▶ **Work to be completed**: Restate all of the data exactly.

* * * *

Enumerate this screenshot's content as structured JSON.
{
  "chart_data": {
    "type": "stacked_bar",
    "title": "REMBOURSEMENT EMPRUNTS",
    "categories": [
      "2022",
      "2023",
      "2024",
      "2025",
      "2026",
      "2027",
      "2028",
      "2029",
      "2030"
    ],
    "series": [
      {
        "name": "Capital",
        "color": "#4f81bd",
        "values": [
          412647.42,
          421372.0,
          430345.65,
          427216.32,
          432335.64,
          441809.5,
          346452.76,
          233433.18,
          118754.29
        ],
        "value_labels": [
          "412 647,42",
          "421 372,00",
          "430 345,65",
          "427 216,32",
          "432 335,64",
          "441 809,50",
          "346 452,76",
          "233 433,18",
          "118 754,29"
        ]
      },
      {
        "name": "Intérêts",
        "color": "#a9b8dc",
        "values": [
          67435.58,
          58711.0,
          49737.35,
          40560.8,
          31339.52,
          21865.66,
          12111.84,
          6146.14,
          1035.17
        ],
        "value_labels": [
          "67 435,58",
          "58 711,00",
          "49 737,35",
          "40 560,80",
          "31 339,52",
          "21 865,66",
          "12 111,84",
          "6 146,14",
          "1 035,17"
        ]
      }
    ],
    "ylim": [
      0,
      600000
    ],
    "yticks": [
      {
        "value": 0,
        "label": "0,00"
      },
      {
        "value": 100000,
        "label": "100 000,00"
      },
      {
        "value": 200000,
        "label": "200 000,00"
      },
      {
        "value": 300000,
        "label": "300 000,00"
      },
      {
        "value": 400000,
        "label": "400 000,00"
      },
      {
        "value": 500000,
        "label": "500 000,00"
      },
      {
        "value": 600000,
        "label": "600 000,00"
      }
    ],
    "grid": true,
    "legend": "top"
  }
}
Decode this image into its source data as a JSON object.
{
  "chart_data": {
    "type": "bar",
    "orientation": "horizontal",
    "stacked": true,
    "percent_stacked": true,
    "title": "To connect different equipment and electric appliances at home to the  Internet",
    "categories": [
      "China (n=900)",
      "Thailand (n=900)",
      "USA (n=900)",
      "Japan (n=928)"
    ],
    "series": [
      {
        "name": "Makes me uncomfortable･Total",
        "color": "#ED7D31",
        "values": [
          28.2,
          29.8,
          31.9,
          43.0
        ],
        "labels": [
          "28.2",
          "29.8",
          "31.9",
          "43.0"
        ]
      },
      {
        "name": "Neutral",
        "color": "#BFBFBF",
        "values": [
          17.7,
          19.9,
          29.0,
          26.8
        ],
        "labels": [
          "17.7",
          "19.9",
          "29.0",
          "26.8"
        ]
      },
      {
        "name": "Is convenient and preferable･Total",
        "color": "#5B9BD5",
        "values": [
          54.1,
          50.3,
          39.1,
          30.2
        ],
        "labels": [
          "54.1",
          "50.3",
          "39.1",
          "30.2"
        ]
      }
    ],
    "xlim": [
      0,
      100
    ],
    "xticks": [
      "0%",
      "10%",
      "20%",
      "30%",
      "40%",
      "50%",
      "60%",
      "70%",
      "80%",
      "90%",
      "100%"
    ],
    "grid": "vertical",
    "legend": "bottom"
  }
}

* * * *

▶ **Exercise response**:
Enumerate this screenshot's content as structured JSON.
{
  "chart_data": {
    "type": "stacked_bar",
    "title": "REMBOURSEMENT EMPRUNTS",
    "categories": [
      "2022",
      "2023",
      "2024",
      "2025",
      "2026",
      "2027",
      "2028",
      "2029",
      "2030"
    ],
    "series": [
      {
        "name": "Capital",
        "color": "#4f81bd",
        "values": [
          412647.42,
          421372.0,
          430345.65,
          427216.32,
          432335.64,
          441809.5,
          346452.76,
          233433.18,
          118754.29
        ],
        "value_labels": [
          "412 647,42",
          "421 372,00",
          "430 345,65",
          "427 216,32",
          "432 335,64",
          "441 809,50",
          "346 452,76",
          "233 433,18",
          "118 754,29"
        ]
      },
      {
        "name": "Intérêts",
        "color": "#a9b8dc",
        "values": [
          67435.58,
          58711.0,
          49737.35,
          40560.8,
          31339.52,
          21865.66,
          12111.84,
          6146.14,
          1035.17
        ],
        "value_labels": [
          "67 435,58",
          "58 711,00",
          "49 737,35",
          "40 560,80",
          "31 339,52",
          "21 865,66",
          "12 111,84",
          "6 146,14",
          "1 035,17"
        ]
      }
    ],
    "ylim": [
      0,
      600000
    ],
    "yticks": [
      {
        "value": 0,
        "label": "0,00"
      },
      {
        "value": 100000,
        "label": "100 000,00"
      },
      {
        "value": 200000,
        "label": "200 000,00"
      },
      {
        "value": 300000,
        "label": "300 000,00"
      },
      {
        "value": 400000,
        "label": "400 000,00"
      },
      {
        "value": 500000,
        "label": "500 000,00"
      },
      {
        "value": 600000,
        "label": "600 000,00"
      }
    ],
    "grid": true,
    "legend": "top"
  }
}
Decode this image into its source data as a JSON object.
{
  "chart_data": {
    "type": "bar",
    "orientation": "horizontal",
    "stacked": true,
    "percent_stacked": true,
    "title": "To connect different equipment and electric appliances at home to the  Internet",
    "categories": [
      "China (n=900)",
      "Thailand (n=900)",
      "USA (n=900)",
      "Japan (n=928)"
    ],
    "series": [
      {
        "name": "Makes me uncomfortable･Total",
        "color": "#ED7D31",
        "values": [
          28.2,
          29.8,
          31.9,
          43.0
        ],
        "labels": [
          "28.2",
          "29.8",
          "31.9",
          "43.0"
        ]
      },
      {
        "name": "Neutral",
        "color": "#BFBFBF",
        "values": [
          17.7,
          19.9,
          29.0,
          26.8
        ],
        "labels": [
          "17.7",
          "19.9",
          "29.0",
          "26.8"
        ]
      },
      {
        "name": "Is convenient and preferable･Total",
        "color": "#5B9BD5",
        "values": [
          54.1,
          50.3,
          39.1,
          30.2
        ],
        "labels": [
          "54.1",
          "50.3",
          "39.1",
          "30.2"
        ]
      }
    ],
    "xlim": [
      0,
      100
    ],
    "xticks": [
      "0%",
      "10%",
      "20%",
      "30%",
      "40%",
      "50%",
      "60%",
      "70%",
      "80%",
      "90%",
      "100%"
    ],
    "grid": "vertical",
    "legend": "bottom"
  }
}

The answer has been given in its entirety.